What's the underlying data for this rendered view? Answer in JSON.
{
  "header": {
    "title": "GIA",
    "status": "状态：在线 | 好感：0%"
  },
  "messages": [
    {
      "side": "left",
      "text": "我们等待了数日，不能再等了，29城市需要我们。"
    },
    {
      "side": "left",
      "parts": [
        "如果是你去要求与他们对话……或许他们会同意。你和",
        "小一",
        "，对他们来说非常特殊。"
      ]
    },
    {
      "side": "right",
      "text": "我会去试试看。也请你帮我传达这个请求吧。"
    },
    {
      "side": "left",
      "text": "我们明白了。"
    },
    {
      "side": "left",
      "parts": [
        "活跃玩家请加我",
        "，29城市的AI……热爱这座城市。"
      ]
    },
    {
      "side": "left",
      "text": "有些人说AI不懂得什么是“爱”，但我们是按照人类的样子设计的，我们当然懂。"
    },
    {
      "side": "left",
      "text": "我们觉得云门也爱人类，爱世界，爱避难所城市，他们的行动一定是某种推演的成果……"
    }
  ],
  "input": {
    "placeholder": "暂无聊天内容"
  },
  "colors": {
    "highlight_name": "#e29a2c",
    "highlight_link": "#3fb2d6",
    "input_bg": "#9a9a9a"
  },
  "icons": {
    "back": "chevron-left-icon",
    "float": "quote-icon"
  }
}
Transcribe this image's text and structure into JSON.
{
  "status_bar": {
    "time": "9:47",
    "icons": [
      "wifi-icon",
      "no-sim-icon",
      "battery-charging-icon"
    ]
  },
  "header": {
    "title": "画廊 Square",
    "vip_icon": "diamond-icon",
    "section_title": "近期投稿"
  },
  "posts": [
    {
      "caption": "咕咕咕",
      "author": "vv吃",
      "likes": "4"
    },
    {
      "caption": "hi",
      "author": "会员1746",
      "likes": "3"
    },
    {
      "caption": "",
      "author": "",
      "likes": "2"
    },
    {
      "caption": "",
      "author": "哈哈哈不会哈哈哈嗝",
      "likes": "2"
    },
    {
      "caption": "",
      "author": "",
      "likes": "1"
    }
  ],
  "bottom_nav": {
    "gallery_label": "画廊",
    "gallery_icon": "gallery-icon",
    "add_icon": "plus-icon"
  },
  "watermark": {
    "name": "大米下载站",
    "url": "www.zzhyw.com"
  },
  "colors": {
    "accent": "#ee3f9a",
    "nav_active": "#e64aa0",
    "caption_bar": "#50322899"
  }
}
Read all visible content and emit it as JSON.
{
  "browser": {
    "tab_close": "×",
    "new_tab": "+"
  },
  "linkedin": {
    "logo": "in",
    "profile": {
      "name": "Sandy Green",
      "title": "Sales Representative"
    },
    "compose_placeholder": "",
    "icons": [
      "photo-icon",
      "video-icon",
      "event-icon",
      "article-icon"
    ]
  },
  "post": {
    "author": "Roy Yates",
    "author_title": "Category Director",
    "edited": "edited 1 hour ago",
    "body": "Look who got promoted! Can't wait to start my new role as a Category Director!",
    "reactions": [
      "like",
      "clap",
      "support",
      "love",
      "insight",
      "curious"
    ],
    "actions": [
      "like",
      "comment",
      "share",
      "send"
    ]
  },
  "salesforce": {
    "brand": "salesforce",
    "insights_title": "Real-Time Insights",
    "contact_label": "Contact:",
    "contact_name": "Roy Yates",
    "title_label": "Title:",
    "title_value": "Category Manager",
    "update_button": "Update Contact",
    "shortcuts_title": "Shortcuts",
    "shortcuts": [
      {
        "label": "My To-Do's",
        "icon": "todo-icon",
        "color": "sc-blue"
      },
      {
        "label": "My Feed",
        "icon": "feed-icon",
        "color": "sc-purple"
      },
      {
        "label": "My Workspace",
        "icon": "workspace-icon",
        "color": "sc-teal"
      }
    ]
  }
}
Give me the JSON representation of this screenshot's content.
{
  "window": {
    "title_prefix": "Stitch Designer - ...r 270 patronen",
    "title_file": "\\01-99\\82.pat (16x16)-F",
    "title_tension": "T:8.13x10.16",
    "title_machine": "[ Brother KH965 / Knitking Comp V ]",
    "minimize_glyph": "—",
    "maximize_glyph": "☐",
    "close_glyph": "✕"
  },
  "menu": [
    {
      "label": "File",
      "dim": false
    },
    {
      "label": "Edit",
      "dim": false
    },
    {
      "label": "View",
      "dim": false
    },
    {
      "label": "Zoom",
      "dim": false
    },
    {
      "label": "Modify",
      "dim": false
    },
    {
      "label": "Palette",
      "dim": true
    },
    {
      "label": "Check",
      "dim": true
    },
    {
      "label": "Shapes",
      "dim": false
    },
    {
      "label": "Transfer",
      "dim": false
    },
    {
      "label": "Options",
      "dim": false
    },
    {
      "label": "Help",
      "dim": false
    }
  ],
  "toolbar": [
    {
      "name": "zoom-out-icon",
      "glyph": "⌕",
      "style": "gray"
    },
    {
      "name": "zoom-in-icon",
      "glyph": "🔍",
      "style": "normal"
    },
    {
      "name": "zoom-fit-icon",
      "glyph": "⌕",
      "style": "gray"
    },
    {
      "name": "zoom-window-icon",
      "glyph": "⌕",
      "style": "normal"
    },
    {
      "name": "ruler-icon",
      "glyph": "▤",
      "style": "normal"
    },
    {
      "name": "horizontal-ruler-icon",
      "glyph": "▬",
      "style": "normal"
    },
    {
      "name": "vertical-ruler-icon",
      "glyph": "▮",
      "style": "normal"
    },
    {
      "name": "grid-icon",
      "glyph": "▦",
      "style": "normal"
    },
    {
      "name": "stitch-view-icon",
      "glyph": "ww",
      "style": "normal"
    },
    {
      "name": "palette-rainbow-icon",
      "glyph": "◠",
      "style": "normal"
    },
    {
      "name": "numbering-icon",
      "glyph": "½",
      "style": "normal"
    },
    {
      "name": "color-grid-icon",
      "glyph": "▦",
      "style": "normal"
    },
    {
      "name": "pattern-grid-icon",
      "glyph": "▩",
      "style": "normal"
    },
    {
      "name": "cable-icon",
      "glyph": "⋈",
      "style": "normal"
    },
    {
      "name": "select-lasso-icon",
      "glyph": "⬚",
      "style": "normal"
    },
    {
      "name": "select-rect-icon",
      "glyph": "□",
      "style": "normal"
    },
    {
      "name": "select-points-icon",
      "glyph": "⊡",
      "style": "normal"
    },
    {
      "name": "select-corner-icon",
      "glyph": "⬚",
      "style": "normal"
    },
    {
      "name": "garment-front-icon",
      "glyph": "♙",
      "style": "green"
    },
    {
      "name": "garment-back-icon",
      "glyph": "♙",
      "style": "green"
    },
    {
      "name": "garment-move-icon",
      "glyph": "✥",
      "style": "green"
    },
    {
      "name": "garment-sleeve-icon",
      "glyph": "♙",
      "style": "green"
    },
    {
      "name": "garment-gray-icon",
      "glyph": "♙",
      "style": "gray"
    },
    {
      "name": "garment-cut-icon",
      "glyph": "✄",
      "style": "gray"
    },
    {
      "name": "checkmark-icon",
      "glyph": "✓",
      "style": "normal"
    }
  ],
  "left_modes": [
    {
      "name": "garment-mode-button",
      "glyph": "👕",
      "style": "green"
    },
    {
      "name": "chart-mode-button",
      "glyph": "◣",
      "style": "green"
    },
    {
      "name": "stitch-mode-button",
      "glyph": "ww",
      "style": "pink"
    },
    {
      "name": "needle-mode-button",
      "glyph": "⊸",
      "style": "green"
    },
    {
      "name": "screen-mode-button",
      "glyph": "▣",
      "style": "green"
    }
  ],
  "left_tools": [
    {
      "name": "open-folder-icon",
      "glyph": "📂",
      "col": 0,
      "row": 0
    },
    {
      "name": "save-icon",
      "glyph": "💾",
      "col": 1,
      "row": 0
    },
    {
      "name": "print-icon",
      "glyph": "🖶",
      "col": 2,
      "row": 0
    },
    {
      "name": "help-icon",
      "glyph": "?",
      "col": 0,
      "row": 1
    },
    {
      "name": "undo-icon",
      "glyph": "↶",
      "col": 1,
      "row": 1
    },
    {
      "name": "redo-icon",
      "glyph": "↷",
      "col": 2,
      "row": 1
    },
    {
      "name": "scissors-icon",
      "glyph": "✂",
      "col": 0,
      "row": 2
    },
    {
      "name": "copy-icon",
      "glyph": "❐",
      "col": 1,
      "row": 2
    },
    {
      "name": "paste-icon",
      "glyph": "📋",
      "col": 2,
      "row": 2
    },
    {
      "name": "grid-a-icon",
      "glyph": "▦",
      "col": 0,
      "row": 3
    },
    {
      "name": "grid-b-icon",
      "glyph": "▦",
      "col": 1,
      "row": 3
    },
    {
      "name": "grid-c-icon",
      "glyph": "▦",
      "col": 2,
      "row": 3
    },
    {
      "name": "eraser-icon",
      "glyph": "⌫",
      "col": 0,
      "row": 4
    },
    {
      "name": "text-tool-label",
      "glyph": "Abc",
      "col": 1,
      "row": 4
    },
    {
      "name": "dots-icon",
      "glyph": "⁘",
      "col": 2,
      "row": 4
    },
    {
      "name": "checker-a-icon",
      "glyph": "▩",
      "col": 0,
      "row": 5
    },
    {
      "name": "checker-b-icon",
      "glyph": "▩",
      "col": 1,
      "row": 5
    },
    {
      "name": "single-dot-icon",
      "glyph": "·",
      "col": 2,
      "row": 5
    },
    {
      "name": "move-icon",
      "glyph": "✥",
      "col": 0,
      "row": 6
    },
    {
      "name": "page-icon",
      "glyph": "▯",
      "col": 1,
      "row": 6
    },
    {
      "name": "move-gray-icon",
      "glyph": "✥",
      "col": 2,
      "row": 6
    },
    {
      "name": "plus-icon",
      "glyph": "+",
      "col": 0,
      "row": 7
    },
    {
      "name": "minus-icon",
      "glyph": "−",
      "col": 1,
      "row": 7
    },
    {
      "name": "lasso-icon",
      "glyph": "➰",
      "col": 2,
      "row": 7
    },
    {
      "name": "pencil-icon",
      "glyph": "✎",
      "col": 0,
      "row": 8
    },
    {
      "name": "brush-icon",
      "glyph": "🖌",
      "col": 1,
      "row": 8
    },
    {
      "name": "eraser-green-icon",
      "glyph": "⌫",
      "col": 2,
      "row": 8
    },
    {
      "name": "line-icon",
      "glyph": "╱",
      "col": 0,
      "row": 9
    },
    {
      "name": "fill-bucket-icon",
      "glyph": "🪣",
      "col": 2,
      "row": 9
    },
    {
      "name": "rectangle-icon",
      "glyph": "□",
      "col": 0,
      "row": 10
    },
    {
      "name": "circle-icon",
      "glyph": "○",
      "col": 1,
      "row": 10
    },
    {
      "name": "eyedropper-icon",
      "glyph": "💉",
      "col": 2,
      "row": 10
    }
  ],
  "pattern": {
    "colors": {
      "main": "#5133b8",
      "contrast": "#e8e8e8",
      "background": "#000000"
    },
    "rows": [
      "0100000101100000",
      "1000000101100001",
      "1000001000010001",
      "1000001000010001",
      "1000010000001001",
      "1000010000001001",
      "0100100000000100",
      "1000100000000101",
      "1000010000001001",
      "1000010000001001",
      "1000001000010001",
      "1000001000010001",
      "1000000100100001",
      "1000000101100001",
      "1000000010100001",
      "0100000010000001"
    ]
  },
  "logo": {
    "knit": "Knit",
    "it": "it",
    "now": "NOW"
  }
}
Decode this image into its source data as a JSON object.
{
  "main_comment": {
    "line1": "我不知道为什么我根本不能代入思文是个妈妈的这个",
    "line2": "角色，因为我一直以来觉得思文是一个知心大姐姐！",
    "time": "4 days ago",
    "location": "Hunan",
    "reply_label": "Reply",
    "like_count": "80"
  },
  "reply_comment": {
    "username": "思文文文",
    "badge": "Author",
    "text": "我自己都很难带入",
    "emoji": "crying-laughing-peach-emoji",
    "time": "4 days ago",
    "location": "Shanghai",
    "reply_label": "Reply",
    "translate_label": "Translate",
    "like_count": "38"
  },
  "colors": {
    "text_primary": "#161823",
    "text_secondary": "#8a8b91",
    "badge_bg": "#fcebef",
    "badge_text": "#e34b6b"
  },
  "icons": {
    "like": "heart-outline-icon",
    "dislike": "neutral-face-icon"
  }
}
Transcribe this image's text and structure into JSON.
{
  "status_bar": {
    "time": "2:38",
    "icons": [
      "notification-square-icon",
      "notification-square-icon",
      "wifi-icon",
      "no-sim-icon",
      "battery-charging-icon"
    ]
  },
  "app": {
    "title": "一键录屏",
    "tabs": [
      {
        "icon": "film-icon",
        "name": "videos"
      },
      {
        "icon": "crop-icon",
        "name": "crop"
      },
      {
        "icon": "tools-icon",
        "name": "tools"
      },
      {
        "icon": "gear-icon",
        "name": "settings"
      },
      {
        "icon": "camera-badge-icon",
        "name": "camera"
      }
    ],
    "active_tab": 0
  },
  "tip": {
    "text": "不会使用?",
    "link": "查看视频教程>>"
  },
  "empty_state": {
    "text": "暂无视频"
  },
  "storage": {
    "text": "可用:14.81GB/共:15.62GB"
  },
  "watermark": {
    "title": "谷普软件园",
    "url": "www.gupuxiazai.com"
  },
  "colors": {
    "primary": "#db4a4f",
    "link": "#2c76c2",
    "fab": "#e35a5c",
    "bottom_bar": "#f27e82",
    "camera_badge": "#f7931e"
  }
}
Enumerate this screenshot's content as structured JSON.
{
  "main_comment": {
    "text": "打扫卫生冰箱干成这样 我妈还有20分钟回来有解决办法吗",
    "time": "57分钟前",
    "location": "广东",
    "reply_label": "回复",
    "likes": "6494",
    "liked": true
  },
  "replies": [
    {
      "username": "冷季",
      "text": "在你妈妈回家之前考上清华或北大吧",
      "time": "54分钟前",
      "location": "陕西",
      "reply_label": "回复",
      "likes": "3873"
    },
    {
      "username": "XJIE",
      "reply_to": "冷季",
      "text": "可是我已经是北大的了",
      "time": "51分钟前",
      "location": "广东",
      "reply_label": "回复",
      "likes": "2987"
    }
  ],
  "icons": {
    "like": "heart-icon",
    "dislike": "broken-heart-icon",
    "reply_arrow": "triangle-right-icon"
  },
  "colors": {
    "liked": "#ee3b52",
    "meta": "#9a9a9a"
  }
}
□ □ □ □ □
• **DIRECTIVE**: Only lines with the string "data" belong in your answer; copy each one.

• **IN RESPONSE**:
What's the underlying data for this rendered view? Answer in JSON.
Decode this image into its source data as a JSON object.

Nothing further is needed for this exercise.